## YOUR OBJECTIVE
From the entries that follow, list every line in which the string "this" appears.

+++ RECORD EXCERPTS

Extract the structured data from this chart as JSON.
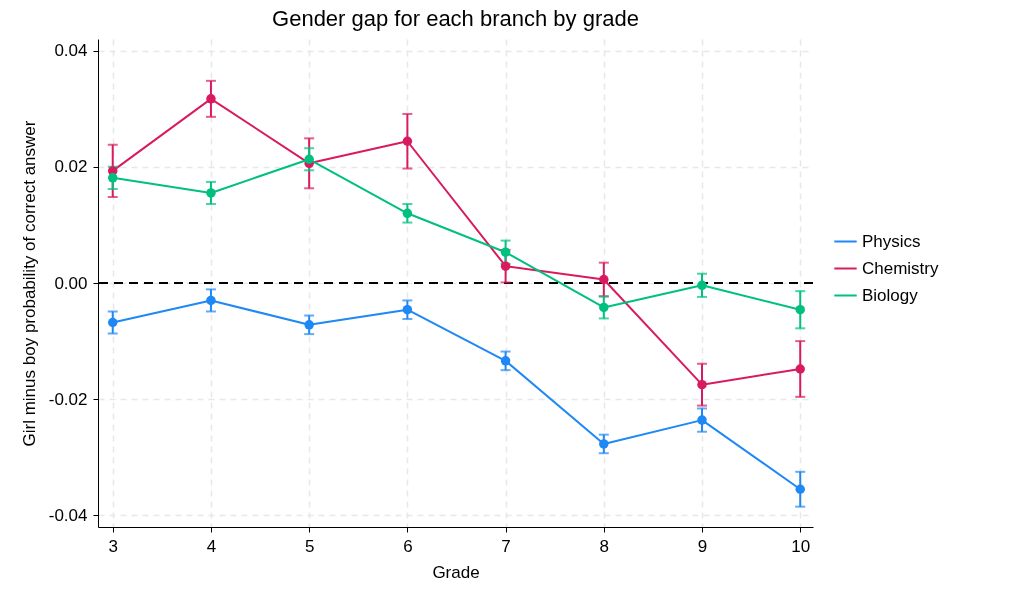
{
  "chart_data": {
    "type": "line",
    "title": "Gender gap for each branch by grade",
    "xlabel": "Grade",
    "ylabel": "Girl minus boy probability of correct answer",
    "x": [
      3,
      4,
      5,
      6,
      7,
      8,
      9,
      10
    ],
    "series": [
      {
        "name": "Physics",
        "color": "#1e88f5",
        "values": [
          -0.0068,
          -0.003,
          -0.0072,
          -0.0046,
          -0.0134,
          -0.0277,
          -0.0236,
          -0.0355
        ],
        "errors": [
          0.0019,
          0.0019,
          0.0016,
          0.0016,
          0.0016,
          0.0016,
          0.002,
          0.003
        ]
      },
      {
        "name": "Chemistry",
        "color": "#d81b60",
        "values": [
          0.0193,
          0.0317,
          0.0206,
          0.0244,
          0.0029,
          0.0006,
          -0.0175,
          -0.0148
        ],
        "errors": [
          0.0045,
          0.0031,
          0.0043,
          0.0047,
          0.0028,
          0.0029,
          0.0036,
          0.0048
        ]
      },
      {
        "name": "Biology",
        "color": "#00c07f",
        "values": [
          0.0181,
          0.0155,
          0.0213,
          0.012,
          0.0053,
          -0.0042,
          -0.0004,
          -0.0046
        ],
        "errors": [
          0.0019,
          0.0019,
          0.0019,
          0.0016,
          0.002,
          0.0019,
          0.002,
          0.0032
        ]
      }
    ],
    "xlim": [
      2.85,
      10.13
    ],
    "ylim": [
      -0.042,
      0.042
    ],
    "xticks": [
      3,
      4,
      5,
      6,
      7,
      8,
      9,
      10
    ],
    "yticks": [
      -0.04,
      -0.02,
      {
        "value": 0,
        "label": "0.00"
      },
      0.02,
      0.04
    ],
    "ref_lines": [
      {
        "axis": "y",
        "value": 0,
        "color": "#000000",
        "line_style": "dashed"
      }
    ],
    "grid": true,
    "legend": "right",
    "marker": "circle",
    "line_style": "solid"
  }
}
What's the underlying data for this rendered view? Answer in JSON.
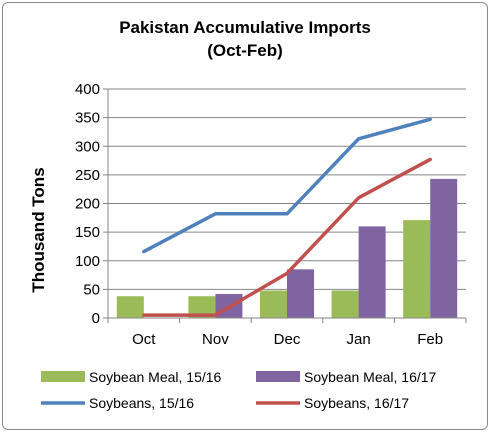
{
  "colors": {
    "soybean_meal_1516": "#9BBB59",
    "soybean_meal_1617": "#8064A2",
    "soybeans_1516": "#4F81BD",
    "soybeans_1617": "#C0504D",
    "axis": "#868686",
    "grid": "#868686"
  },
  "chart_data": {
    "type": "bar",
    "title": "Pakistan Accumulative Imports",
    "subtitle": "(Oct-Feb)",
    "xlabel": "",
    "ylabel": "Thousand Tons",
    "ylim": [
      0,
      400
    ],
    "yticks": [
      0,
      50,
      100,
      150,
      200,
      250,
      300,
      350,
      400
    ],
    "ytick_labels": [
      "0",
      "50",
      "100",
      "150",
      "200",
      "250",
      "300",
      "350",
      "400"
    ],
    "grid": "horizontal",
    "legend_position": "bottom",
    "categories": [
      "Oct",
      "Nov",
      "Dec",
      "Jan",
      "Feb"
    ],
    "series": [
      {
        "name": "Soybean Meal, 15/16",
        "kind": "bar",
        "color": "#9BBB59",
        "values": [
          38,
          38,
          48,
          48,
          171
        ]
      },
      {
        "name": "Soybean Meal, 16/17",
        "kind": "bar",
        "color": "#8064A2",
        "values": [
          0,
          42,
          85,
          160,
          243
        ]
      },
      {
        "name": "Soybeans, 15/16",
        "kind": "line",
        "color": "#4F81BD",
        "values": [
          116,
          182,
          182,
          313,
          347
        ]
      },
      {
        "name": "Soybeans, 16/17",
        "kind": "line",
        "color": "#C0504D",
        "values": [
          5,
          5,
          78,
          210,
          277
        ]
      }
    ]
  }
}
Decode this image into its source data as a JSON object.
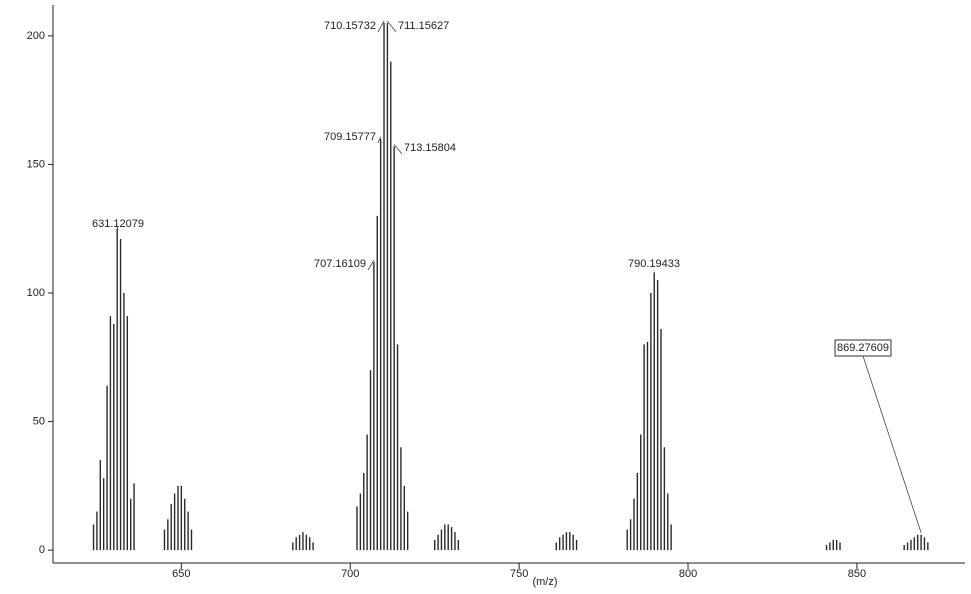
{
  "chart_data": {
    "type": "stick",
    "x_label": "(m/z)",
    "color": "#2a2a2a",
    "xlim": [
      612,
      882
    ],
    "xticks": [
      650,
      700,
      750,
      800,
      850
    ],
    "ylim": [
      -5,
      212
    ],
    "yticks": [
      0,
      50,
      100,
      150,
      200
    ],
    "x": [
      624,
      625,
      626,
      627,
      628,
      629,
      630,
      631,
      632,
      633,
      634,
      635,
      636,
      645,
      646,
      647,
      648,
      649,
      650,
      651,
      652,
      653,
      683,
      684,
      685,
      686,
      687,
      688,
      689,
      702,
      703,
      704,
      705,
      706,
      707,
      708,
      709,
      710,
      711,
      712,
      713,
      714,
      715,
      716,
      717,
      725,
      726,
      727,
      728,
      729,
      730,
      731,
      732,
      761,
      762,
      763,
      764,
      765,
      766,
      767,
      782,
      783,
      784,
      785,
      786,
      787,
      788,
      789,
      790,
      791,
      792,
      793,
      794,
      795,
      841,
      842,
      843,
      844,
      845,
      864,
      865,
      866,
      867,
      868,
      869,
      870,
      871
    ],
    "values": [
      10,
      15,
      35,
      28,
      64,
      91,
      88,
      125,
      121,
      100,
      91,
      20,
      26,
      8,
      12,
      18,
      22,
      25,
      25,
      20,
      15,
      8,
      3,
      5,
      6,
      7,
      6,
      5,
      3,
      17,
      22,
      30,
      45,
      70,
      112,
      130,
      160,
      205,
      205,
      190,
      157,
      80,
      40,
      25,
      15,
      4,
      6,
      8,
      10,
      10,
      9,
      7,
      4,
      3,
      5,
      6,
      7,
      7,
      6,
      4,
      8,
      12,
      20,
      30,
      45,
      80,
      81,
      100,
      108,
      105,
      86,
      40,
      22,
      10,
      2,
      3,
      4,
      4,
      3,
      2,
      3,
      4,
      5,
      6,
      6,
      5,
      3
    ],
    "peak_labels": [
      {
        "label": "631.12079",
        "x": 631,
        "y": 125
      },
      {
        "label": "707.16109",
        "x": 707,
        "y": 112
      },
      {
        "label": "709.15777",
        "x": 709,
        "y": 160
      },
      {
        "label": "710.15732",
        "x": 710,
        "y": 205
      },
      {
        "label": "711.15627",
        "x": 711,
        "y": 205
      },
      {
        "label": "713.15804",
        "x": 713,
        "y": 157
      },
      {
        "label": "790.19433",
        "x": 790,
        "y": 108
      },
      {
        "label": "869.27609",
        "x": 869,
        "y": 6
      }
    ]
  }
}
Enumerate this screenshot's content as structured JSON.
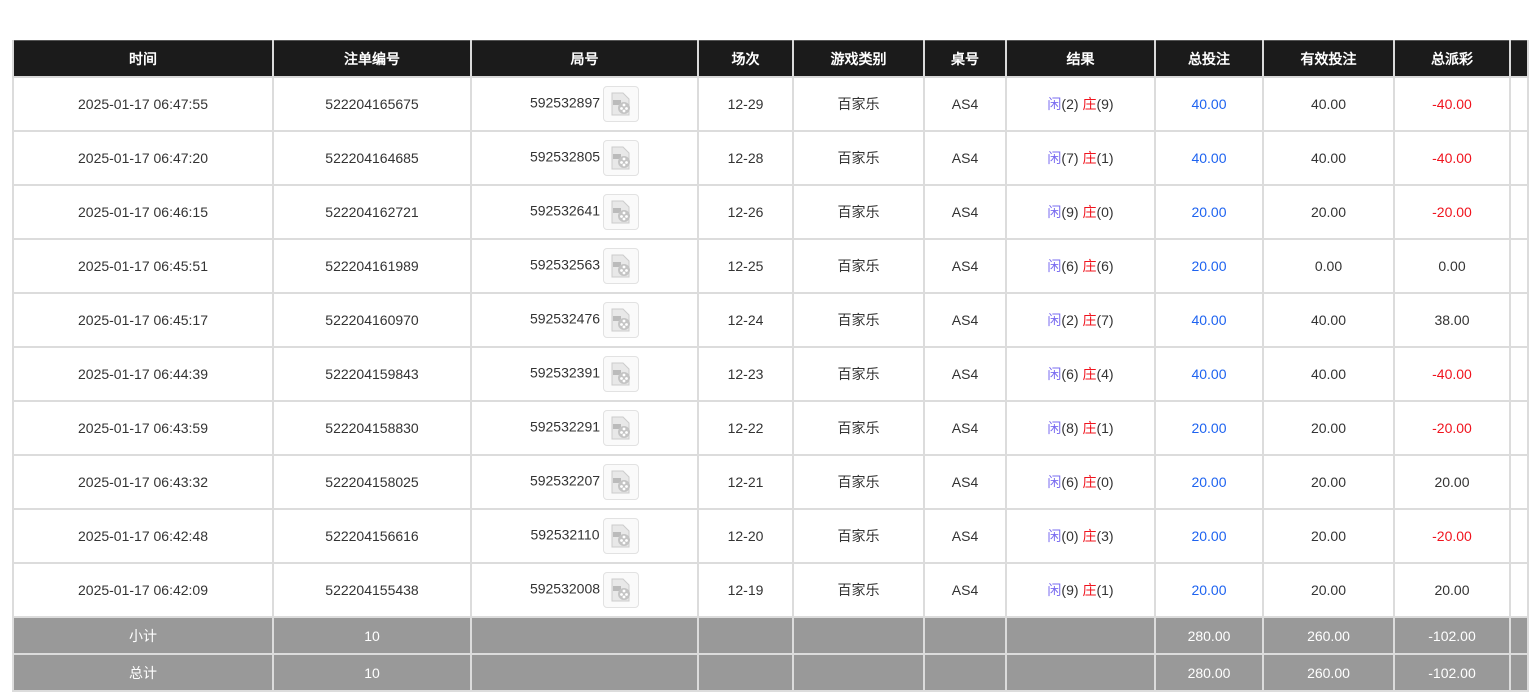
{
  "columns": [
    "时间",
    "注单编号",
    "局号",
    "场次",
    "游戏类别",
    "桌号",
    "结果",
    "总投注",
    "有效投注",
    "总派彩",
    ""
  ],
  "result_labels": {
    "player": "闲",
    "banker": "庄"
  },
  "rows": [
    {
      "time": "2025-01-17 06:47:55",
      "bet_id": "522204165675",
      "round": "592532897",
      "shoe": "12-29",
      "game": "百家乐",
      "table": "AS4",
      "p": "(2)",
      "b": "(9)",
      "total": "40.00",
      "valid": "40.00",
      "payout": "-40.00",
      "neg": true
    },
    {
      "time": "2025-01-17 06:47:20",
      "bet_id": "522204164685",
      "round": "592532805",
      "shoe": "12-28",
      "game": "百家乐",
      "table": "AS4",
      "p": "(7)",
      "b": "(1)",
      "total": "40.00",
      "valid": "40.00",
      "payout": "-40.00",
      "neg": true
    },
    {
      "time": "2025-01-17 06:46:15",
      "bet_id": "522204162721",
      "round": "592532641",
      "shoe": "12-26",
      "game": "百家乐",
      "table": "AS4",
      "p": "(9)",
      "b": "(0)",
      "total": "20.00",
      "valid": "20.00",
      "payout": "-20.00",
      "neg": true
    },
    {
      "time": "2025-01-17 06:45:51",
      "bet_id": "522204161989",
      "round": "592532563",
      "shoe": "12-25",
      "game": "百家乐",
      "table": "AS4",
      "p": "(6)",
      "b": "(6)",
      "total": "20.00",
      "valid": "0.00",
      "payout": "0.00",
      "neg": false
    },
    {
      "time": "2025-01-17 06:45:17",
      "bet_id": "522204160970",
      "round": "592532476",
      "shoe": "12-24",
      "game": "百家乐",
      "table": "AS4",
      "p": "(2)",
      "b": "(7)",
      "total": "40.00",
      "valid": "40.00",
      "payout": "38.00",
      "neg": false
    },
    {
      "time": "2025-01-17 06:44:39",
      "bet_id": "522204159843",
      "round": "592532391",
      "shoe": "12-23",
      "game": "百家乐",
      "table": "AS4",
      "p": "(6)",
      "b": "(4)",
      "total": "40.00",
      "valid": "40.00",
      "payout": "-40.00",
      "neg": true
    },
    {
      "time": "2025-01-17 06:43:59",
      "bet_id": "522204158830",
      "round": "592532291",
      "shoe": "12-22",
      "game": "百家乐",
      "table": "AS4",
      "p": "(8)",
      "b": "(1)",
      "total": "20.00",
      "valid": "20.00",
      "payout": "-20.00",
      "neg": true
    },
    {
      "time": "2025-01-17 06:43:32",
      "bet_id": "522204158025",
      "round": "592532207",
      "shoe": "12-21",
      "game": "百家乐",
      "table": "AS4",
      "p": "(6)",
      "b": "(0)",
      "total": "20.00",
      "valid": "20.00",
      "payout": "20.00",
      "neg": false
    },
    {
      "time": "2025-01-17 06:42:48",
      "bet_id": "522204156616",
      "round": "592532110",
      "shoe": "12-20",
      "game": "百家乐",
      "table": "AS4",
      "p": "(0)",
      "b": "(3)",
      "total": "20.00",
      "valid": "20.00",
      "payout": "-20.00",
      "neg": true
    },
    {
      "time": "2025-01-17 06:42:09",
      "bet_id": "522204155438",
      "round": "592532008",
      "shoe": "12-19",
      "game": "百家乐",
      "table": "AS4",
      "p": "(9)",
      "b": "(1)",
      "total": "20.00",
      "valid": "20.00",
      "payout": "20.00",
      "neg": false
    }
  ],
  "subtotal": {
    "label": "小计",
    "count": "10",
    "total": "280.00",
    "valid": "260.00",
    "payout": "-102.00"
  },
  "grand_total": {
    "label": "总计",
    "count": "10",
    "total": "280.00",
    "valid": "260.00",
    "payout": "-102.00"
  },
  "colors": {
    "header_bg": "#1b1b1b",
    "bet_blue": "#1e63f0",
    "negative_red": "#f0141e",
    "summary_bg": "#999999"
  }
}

++++++

## EXERCISE RESPONSE
Extract the structured data from this chart as JSON.
What's the underlying data for this rendered view? Answer in JSON.
Decode this image into its source data as a JSON object.
Enumerate this screenshot's content as structured JSON.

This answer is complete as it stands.